### [GOAL OF THE EXERCISE]
Pull each line holding "Jake" out of the entries below.

## Start RECORDS SUPPLIED

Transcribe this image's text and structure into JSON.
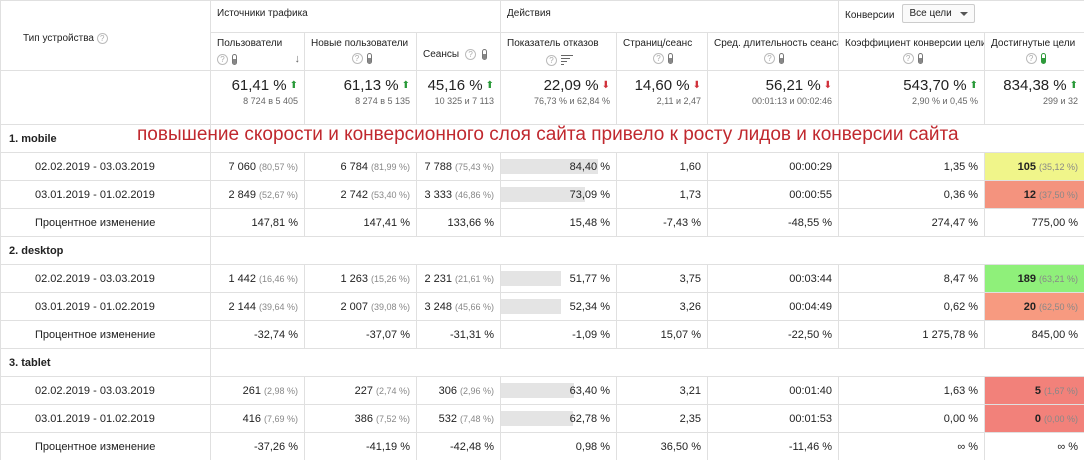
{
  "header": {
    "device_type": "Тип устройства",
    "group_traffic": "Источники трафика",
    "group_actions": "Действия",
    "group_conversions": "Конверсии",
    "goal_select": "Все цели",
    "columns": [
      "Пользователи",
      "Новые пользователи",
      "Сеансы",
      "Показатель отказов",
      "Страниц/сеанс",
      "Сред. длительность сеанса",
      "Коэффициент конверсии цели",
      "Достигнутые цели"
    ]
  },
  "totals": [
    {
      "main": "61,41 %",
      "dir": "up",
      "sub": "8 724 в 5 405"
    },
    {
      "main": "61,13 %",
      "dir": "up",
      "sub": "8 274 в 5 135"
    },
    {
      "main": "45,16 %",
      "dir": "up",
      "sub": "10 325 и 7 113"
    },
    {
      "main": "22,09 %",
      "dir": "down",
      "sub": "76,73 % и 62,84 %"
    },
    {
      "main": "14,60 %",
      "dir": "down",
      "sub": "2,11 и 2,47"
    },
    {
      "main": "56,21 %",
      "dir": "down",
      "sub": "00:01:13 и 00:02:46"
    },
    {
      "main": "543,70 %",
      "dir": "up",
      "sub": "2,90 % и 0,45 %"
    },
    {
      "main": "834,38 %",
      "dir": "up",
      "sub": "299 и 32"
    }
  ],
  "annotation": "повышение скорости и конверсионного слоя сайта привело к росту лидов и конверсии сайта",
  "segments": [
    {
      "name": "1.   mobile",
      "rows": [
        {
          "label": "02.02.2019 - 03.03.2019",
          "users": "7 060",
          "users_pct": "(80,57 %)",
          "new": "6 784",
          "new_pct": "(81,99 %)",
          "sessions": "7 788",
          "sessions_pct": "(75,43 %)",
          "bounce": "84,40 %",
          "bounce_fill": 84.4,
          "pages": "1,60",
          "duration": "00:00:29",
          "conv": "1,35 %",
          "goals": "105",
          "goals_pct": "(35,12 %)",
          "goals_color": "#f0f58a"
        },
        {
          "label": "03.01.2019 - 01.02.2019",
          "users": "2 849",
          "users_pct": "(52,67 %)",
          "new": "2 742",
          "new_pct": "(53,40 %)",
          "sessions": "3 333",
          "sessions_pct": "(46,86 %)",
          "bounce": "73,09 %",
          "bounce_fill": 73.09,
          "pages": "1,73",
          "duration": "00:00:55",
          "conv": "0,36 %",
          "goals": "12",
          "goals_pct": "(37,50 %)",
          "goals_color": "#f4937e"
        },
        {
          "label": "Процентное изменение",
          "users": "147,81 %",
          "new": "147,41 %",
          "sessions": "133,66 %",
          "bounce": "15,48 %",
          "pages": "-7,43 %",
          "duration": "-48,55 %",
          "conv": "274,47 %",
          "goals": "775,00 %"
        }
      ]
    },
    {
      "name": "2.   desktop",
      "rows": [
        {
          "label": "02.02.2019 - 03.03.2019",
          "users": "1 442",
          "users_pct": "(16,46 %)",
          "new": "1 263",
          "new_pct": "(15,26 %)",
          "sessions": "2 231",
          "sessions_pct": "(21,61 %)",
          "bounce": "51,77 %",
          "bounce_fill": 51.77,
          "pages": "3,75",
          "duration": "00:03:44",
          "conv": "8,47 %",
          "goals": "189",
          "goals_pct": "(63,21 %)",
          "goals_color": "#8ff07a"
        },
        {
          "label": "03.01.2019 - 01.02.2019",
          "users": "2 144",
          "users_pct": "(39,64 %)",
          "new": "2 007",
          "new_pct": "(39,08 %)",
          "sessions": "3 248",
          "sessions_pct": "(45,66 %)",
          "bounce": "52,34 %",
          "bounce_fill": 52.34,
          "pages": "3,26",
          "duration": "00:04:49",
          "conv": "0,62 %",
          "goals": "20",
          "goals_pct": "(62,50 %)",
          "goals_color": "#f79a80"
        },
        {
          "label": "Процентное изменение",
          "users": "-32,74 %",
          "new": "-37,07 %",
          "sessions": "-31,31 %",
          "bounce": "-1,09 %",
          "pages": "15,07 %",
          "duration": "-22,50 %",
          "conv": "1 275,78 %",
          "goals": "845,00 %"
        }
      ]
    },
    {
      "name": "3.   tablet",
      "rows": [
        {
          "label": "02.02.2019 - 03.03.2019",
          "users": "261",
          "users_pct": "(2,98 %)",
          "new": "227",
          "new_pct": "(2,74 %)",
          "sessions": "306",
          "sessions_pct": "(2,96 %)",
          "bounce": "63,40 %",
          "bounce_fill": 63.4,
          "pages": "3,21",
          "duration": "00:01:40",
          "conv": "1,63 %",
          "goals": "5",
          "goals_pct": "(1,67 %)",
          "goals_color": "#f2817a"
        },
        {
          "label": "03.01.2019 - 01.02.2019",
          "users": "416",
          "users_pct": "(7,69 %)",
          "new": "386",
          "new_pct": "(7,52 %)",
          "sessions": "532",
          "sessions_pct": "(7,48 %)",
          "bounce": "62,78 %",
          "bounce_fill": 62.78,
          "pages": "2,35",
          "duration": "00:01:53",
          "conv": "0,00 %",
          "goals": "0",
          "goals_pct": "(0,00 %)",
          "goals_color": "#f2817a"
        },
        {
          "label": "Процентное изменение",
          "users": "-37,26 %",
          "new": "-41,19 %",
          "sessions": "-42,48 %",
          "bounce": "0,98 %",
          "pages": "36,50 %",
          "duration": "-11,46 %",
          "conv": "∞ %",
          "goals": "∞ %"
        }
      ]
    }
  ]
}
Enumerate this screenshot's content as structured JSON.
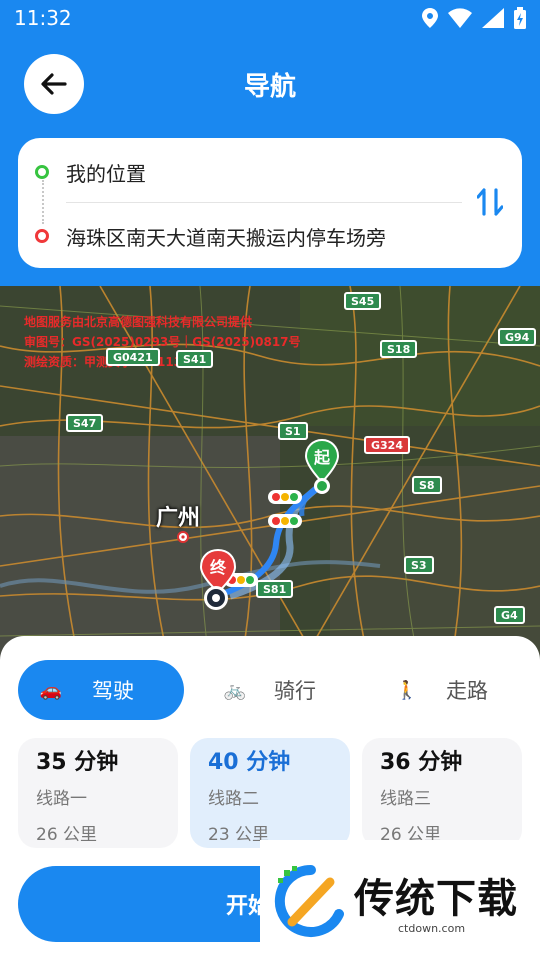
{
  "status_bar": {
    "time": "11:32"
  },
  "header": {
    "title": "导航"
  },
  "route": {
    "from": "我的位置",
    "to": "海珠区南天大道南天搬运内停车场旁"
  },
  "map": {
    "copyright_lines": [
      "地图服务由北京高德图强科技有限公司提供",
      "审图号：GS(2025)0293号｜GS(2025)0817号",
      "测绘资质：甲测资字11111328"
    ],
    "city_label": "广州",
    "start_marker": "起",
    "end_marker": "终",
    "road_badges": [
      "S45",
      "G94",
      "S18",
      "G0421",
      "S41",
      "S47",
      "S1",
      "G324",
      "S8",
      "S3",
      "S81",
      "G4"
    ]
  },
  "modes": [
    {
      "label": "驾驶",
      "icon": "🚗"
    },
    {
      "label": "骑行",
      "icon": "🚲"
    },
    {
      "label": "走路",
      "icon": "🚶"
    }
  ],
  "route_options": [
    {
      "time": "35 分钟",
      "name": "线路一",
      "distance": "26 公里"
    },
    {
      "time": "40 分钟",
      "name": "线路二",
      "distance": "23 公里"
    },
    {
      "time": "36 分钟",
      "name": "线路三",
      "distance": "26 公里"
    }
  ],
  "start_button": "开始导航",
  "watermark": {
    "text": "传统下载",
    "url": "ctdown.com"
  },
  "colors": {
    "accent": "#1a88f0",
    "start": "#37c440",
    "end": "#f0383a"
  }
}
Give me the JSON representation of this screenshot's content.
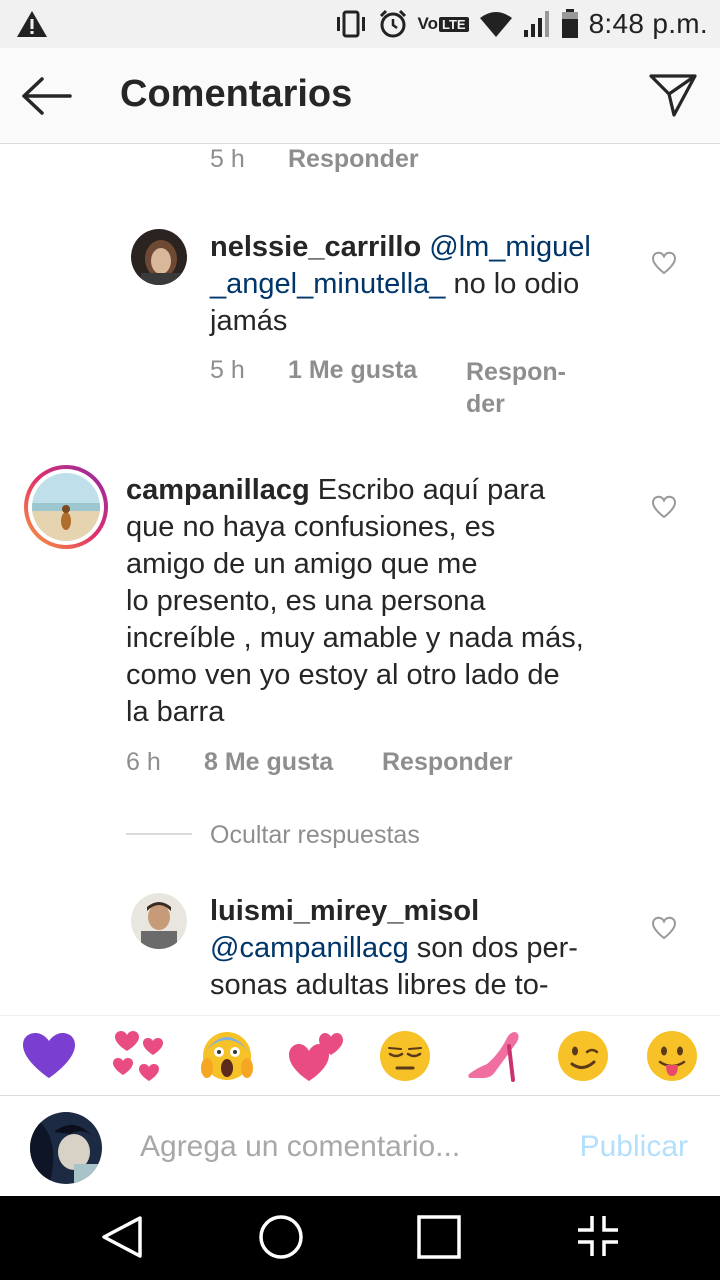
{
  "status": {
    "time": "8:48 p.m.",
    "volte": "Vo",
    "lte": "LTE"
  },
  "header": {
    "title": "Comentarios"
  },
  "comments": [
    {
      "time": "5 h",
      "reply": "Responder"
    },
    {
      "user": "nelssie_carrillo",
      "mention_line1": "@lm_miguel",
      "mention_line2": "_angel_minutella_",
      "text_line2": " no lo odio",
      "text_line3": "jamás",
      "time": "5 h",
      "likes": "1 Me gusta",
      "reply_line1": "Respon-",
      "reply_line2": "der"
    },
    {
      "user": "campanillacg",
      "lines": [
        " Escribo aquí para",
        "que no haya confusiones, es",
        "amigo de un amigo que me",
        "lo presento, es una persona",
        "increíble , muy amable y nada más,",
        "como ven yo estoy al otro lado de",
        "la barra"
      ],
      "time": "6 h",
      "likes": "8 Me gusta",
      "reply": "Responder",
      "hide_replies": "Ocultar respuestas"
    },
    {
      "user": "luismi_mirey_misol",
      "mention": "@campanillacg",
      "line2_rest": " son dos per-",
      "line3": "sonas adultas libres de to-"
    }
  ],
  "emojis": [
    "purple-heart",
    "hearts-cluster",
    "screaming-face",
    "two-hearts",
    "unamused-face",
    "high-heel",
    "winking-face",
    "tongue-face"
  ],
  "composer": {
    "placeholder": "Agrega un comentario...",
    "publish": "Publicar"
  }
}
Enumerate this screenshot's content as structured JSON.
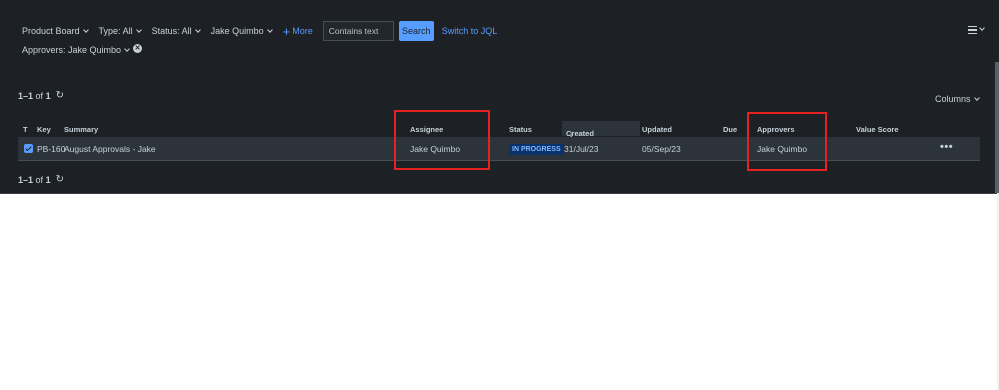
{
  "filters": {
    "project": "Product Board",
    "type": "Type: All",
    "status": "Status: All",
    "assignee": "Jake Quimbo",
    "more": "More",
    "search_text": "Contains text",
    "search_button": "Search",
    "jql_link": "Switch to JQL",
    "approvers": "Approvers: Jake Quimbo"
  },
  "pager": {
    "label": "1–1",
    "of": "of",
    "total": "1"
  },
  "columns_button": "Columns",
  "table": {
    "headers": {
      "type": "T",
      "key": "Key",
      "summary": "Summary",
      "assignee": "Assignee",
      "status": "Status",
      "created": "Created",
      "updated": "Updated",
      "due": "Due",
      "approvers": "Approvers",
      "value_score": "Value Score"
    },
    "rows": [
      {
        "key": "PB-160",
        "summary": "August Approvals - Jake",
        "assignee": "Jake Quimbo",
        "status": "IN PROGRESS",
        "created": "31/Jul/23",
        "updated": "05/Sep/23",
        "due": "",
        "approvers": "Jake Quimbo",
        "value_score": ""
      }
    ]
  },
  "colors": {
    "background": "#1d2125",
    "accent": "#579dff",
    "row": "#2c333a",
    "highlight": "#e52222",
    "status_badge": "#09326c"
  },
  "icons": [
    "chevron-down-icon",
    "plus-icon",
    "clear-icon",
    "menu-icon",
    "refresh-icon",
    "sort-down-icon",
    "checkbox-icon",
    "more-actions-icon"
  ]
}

## End RECORDS SUPPLIED

### [WRITTEN RESPONSE]
    "assignee": "Jake Quimbo",
    "approvers": "Approvers: Jake Quimbo"
        "summary": "August Approvals - Jake",
        "assignee": "Jake Quimbo",
        "approvers": "Jake Quimbo",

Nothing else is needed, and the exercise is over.